**Exercise**
Below are entries. Pull out all lines containing "remote".

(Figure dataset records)
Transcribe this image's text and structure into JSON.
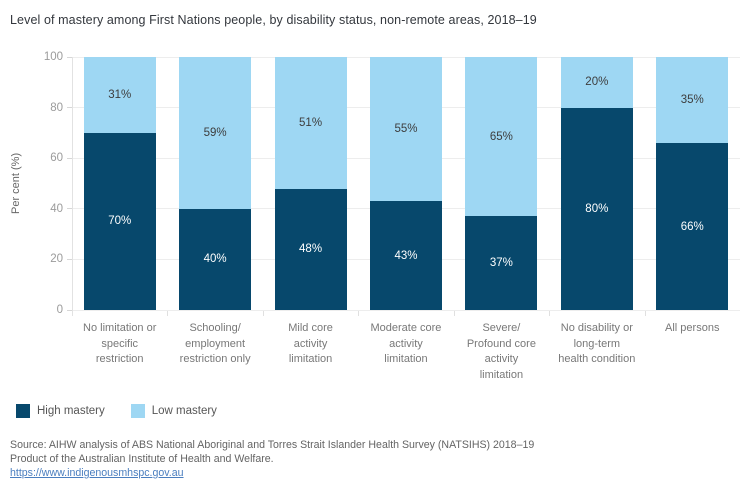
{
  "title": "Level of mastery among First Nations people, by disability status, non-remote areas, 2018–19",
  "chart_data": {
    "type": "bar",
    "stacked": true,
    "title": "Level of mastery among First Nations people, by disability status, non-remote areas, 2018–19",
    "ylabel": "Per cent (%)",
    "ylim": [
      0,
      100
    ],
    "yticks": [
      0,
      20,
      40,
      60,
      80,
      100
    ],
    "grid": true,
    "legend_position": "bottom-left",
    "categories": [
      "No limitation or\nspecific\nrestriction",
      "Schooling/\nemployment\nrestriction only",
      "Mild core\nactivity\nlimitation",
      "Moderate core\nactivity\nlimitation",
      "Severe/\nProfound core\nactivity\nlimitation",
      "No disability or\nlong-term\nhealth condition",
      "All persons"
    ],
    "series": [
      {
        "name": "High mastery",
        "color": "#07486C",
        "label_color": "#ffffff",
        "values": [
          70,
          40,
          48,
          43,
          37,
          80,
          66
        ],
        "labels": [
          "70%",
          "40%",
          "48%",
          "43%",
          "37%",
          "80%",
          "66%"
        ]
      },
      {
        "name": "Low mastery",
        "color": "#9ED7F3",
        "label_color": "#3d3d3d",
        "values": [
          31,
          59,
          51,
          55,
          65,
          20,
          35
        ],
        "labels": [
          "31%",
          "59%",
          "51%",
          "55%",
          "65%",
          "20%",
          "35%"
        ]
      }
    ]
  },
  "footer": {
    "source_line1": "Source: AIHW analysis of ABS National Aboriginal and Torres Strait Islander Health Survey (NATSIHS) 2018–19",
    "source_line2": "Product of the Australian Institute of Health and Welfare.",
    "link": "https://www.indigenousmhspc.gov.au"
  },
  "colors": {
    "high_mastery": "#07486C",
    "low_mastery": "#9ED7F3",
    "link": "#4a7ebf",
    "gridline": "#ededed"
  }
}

**Expected answer**
  "title": "Level of mastery among First Nations people, by disability status, non-remote areas, 2018–19",
    "title": "Level of mastery among First Nations people, by disability status, non-remote areas, 2018–19",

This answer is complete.